## [Direction]
Look for "this" in each line of the entries, and return the matching lines.

Data listing
— BEGIN —
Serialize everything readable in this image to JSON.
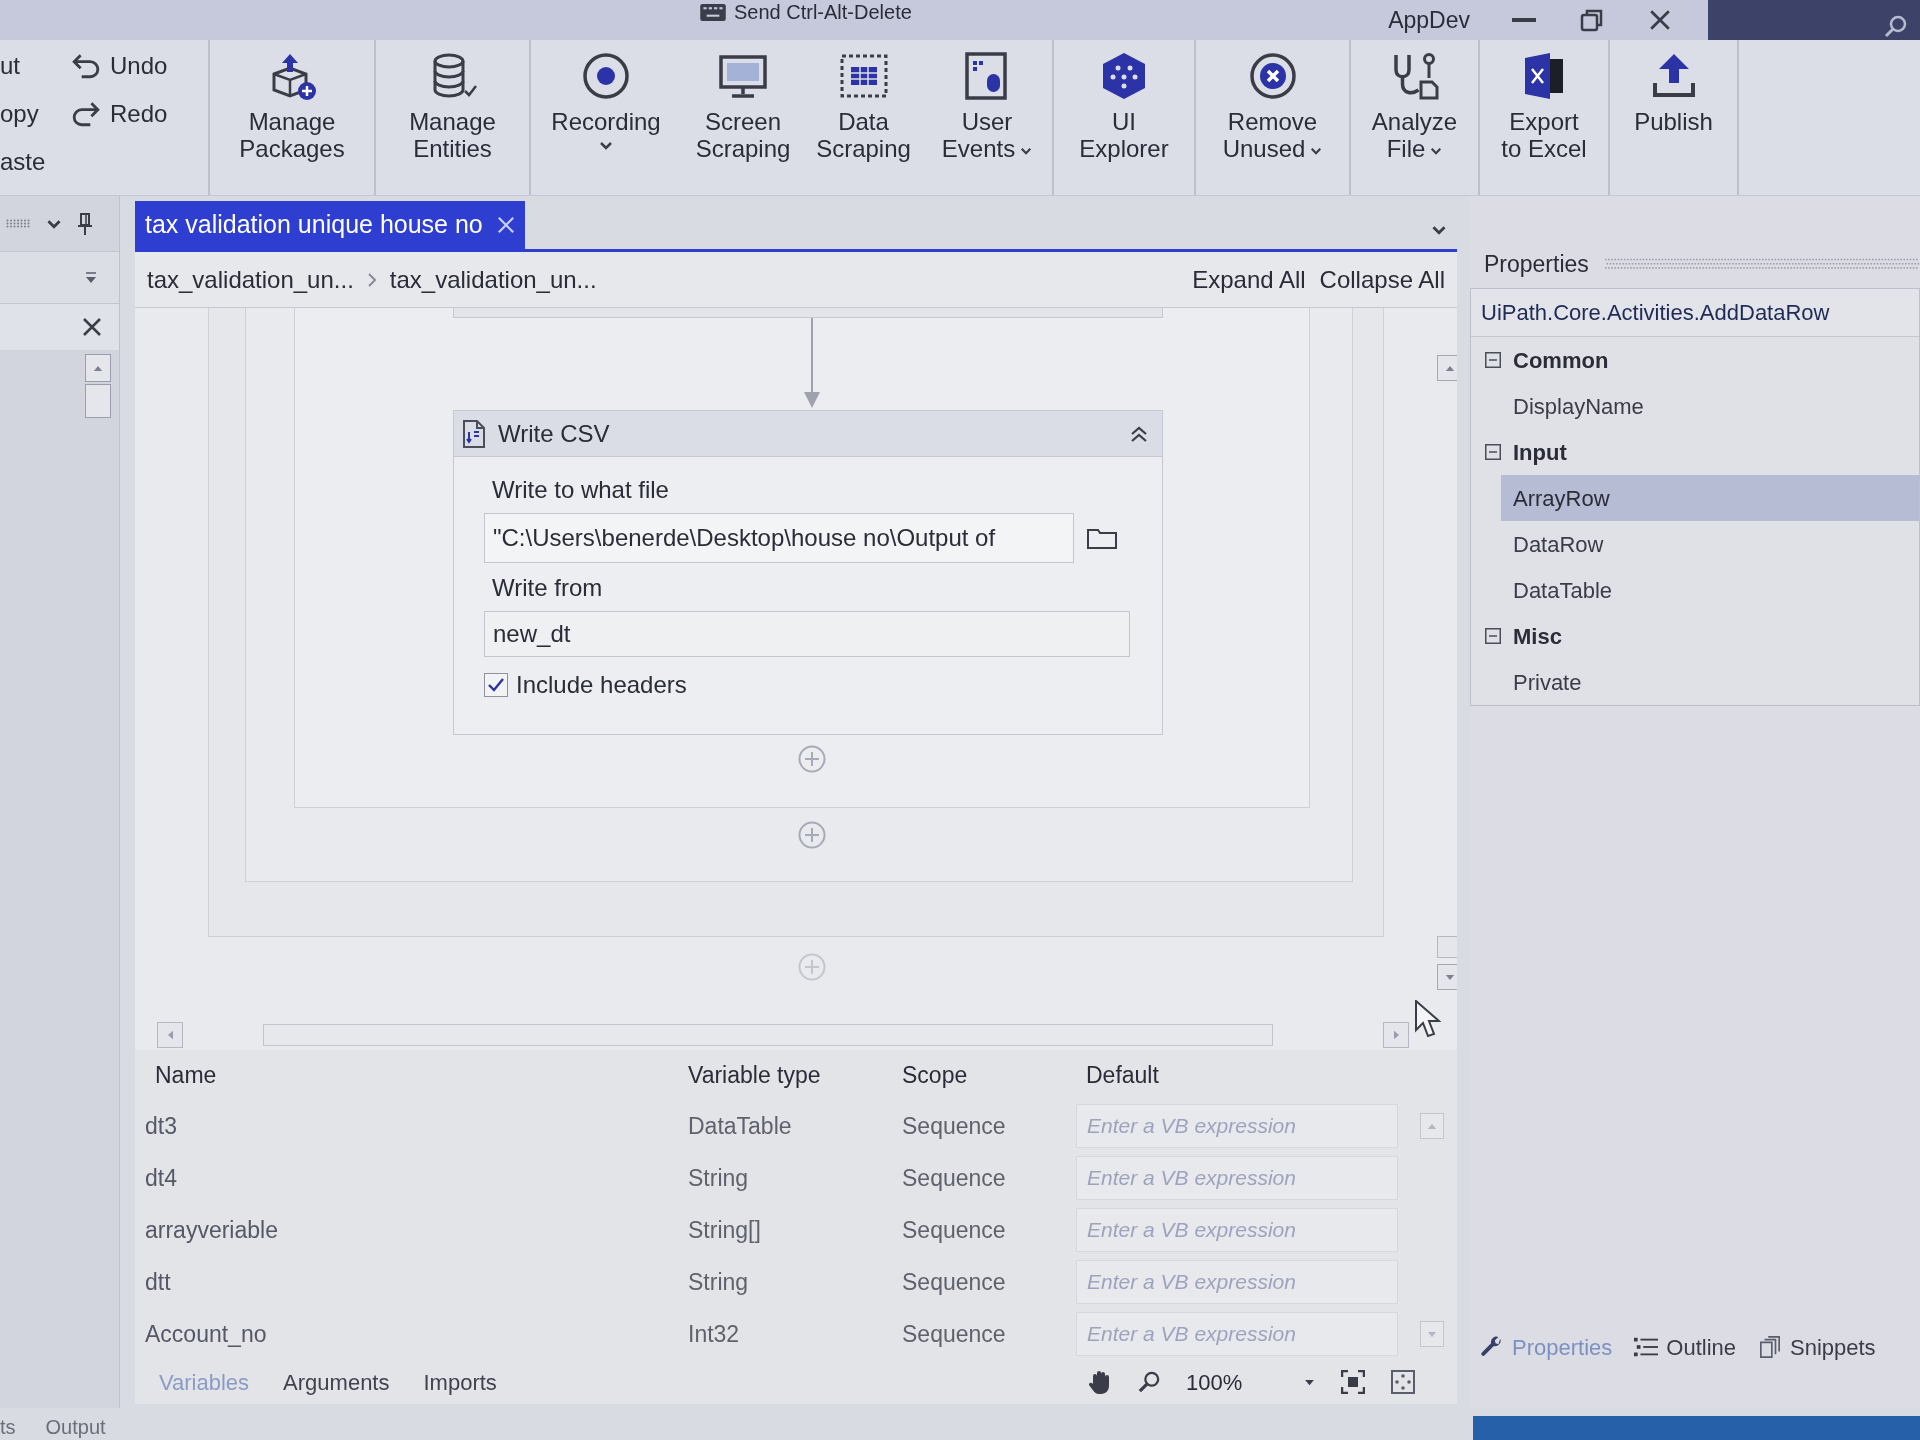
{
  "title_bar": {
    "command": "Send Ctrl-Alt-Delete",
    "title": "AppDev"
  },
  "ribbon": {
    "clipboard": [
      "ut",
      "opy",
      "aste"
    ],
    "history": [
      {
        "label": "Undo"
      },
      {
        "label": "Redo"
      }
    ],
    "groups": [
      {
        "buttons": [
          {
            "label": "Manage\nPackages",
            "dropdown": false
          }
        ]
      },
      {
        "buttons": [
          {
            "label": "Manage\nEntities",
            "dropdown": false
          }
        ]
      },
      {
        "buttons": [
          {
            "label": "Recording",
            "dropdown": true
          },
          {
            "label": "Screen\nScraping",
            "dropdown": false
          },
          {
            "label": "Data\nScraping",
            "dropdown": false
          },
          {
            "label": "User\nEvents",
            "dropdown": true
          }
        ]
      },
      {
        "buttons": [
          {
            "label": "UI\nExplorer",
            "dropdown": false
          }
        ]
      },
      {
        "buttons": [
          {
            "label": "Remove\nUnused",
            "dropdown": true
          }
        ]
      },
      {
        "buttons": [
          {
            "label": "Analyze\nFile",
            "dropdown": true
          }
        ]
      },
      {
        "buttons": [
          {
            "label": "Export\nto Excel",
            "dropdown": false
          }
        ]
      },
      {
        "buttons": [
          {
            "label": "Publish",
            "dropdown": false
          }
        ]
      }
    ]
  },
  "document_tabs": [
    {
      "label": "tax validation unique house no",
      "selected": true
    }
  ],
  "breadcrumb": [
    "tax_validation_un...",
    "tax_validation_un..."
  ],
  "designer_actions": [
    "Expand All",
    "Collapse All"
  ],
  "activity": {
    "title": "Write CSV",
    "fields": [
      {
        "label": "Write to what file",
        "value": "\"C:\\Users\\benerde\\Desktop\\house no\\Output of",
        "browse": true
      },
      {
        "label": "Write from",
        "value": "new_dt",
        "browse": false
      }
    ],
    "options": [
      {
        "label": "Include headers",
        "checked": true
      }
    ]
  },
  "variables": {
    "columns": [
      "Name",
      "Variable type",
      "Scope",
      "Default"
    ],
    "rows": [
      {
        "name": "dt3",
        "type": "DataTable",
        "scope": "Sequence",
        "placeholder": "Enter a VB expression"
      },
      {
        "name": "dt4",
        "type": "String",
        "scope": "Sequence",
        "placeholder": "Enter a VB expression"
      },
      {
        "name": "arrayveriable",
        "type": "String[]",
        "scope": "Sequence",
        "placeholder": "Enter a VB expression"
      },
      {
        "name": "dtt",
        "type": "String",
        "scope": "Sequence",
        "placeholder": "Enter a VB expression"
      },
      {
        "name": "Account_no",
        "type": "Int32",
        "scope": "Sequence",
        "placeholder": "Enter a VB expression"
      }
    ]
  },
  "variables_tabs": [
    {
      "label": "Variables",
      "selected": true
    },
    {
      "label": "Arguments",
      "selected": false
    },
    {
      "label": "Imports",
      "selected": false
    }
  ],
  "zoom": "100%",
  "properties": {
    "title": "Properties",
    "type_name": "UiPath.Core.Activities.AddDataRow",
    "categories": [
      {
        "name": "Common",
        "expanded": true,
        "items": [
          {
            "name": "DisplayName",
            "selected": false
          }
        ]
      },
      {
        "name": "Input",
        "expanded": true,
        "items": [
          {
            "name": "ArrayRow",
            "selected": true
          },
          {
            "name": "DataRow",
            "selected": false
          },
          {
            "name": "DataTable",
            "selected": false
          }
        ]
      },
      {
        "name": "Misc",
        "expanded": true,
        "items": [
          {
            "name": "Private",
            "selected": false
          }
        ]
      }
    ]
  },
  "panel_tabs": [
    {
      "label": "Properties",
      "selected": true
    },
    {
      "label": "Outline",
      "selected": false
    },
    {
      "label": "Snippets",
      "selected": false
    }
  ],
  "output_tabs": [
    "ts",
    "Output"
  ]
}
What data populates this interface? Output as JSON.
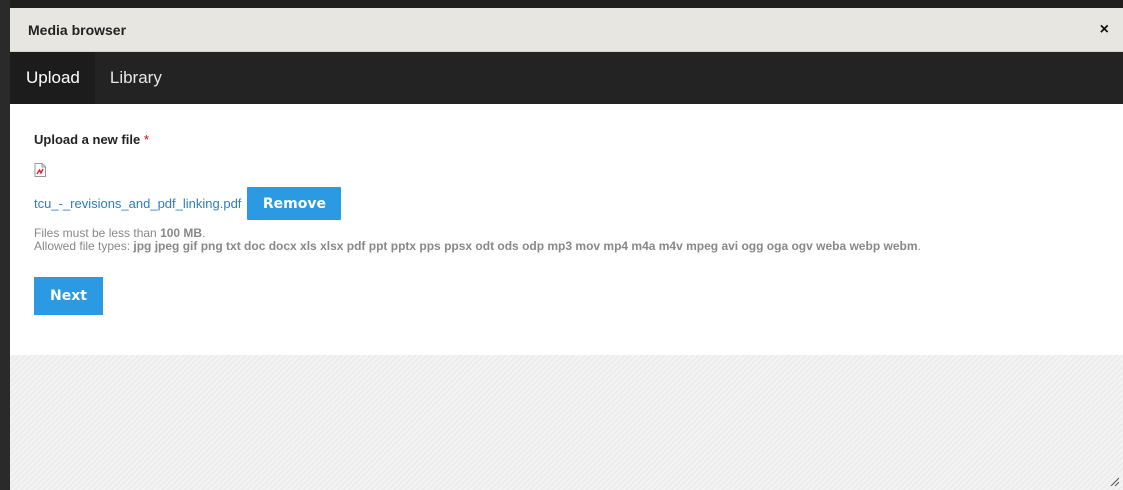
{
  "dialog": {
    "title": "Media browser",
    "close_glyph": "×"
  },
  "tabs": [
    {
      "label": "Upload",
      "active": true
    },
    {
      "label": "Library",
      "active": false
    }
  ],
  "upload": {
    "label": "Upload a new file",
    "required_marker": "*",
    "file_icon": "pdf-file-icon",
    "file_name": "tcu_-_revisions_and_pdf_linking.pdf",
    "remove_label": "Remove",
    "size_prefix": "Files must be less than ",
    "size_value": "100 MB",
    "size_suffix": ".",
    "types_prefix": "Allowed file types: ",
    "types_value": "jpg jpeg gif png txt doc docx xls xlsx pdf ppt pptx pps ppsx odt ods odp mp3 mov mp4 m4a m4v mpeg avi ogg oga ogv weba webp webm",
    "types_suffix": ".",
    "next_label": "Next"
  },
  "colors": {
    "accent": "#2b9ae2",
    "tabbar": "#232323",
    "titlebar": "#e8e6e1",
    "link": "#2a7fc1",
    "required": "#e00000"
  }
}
— END —
## [The output]
Serialize everything readable in this image to JSON.
What data populates this interface? Output as JSON.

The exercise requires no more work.